───── AVAILABLE DATA ─────
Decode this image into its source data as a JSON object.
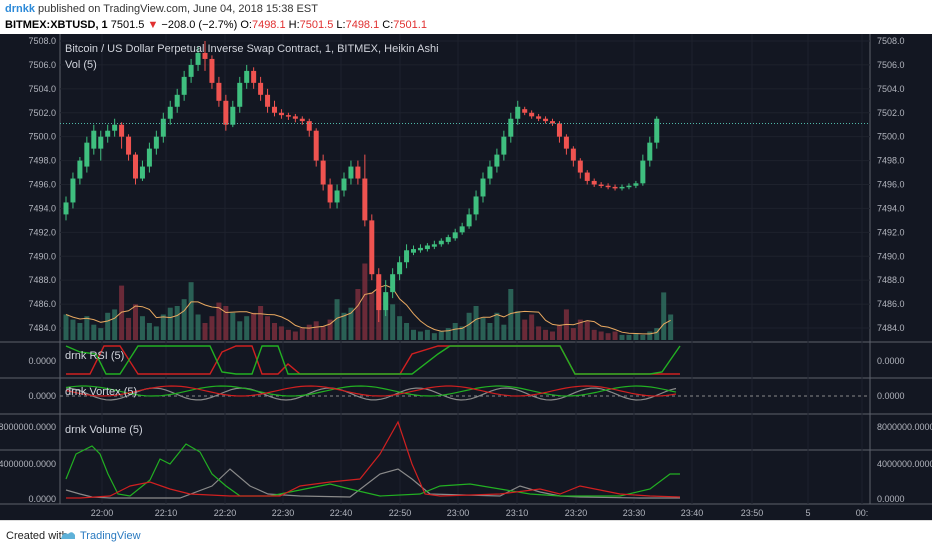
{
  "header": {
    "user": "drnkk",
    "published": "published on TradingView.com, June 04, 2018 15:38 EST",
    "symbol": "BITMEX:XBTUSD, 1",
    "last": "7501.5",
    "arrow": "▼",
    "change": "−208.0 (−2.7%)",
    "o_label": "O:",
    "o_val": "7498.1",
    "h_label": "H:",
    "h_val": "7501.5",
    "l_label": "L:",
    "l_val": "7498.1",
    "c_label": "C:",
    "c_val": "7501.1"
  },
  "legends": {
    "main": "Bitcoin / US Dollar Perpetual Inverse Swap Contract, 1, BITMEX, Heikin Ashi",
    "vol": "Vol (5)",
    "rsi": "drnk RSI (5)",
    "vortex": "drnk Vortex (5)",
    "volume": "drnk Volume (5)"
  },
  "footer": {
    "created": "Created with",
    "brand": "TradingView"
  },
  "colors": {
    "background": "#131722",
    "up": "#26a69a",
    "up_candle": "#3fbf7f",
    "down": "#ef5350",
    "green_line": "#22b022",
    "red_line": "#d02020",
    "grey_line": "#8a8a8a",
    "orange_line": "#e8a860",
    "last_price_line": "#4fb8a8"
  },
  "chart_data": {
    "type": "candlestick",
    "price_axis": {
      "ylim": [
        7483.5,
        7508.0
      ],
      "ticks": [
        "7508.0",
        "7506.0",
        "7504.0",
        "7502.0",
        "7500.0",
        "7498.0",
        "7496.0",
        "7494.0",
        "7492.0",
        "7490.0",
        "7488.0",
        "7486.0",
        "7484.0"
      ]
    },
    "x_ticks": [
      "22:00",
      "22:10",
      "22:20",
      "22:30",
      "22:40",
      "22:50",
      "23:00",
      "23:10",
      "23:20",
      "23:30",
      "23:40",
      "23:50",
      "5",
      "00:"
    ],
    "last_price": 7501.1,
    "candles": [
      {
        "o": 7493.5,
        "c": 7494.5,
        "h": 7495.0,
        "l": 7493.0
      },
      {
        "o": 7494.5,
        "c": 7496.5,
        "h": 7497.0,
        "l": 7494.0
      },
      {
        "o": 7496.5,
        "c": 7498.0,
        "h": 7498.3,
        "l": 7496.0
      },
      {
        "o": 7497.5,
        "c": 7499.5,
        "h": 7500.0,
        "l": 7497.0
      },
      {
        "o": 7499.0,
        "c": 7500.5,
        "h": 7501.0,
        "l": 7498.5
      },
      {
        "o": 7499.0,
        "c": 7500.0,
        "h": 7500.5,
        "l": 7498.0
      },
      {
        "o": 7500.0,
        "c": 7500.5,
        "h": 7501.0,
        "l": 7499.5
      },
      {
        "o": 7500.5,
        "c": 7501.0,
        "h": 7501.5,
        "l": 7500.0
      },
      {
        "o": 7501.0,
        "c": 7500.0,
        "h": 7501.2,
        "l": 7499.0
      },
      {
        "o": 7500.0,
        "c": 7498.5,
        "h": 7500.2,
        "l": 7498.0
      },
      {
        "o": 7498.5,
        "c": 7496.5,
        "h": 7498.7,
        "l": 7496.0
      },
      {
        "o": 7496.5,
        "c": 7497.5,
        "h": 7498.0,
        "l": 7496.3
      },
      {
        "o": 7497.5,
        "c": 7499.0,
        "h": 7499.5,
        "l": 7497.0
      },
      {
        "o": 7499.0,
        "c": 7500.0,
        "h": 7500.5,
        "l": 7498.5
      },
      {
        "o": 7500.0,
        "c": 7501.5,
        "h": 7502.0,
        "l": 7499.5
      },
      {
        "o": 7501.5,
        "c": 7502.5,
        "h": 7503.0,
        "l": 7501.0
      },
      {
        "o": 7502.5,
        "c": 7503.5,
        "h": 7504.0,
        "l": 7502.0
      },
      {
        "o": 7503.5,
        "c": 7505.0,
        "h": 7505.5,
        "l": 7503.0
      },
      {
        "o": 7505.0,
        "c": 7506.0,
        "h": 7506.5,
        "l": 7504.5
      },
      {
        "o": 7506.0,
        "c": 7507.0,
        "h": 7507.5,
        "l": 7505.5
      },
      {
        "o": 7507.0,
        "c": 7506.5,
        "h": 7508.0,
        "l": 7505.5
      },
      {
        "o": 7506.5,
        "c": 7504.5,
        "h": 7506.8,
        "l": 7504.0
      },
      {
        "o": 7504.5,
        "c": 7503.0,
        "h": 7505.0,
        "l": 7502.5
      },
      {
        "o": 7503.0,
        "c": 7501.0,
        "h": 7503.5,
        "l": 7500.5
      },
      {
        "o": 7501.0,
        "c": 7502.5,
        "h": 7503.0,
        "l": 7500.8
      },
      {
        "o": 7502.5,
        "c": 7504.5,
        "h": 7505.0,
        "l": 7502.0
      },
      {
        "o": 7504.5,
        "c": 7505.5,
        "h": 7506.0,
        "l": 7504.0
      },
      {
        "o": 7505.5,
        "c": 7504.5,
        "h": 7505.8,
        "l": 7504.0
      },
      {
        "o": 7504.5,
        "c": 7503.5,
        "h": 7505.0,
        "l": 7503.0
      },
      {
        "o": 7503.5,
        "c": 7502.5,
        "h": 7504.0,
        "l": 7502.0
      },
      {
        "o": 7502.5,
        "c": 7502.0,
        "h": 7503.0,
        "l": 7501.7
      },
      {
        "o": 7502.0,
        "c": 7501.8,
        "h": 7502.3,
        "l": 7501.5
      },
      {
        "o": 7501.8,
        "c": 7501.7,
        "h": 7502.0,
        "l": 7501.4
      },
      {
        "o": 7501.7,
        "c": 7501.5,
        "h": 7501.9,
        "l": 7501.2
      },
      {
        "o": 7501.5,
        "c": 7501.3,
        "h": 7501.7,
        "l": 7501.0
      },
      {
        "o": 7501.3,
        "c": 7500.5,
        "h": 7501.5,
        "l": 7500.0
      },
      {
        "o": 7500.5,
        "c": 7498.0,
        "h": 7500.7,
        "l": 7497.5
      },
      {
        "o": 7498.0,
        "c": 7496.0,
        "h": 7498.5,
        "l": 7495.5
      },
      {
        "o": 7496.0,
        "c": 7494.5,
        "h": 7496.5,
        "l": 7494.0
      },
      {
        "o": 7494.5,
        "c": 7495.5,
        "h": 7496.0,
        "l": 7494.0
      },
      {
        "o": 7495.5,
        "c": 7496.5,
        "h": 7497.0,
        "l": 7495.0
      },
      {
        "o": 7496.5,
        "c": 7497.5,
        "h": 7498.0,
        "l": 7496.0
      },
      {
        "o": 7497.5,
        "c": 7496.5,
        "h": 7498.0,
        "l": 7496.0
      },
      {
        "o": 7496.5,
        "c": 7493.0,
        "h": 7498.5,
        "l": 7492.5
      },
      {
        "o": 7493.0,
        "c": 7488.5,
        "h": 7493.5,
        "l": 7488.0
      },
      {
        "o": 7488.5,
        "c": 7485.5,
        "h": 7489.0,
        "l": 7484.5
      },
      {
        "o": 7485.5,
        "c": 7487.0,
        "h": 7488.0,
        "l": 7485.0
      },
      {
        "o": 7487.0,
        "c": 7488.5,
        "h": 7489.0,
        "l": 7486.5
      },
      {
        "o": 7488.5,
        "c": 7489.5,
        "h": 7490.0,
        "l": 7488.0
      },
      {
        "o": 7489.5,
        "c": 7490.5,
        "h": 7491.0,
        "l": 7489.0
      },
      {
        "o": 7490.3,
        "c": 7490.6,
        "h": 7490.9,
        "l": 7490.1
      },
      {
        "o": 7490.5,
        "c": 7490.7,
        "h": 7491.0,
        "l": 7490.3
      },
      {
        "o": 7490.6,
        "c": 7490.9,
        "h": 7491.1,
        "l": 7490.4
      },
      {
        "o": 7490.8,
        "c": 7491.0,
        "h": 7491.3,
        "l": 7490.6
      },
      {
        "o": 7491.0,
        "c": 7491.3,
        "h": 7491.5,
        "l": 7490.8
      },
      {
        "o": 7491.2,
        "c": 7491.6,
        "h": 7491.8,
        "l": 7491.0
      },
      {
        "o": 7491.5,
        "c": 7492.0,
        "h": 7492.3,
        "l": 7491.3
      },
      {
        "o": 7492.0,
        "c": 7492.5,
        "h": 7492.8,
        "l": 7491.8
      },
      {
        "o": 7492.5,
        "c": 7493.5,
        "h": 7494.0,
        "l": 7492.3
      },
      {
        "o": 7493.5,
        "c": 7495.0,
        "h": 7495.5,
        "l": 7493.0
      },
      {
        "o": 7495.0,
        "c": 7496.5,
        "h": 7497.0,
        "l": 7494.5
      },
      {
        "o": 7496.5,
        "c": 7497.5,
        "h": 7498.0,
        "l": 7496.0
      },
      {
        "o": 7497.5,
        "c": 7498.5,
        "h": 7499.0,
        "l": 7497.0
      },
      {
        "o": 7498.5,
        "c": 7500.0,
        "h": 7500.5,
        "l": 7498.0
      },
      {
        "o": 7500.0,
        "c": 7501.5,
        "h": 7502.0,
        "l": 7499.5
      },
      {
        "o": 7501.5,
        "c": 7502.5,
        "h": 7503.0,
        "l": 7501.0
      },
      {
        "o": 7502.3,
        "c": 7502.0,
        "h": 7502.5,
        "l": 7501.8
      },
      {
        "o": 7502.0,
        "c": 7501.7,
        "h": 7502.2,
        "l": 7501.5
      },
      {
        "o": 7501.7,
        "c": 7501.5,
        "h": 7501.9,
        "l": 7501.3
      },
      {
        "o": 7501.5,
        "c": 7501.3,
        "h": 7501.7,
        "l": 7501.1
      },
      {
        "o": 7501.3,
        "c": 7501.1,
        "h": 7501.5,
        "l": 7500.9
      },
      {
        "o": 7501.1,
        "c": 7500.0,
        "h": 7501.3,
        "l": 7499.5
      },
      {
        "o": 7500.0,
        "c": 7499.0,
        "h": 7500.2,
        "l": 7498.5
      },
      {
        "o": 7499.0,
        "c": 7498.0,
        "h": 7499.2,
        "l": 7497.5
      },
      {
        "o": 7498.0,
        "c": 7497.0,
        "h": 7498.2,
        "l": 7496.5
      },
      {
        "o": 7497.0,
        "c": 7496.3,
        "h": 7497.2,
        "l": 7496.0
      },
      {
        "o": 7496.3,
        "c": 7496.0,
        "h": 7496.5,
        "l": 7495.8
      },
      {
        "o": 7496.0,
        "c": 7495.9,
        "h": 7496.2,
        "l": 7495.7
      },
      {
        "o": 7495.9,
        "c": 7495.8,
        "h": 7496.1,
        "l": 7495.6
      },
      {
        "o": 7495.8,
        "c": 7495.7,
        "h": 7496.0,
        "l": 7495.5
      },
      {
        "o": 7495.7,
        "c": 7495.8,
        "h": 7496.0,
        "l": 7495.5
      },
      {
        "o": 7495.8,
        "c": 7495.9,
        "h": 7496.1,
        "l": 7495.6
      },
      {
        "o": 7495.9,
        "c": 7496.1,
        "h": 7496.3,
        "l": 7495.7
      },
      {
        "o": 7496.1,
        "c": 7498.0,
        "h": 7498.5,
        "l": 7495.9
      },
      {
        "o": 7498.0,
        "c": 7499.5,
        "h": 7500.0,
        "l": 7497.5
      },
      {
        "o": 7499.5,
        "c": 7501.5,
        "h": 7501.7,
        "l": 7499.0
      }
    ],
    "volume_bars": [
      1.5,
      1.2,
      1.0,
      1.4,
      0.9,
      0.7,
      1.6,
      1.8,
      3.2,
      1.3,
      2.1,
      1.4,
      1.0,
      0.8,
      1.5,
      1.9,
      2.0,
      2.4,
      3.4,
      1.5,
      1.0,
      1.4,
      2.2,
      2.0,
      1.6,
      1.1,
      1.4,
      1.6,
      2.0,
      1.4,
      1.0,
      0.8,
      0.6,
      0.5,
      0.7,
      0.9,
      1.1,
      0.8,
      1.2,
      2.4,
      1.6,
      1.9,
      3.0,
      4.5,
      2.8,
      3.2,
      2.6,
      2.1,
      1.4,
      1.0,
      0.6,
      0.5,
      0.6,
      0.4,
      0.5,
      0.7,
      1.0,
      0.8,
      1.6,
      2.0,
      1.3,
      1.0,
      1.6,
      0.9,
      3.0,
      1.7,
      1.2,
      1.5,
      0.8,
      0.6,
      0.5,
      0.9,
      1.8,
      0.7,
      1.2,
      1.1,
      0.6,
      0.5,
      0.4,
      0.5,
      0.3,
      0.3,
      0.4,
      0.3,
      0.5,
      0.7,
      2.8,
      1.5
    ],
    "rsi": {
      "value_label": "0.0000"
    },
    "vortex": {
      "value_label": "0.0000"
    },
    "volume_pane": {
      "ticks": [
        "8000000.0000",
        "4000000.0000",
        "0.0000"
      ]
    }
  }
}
─────
### EXERCISE PROMPT
Which lines above contain "BITMEX"? Show each of them.

### EXERCISE RESULT
    "symbol": "BITMEX:XBTUSD, 1",
    "main": "Bitcoin / US Dollar Perpetual Inverse Swap Contract, 1, BITMEX, Heikin Ashi",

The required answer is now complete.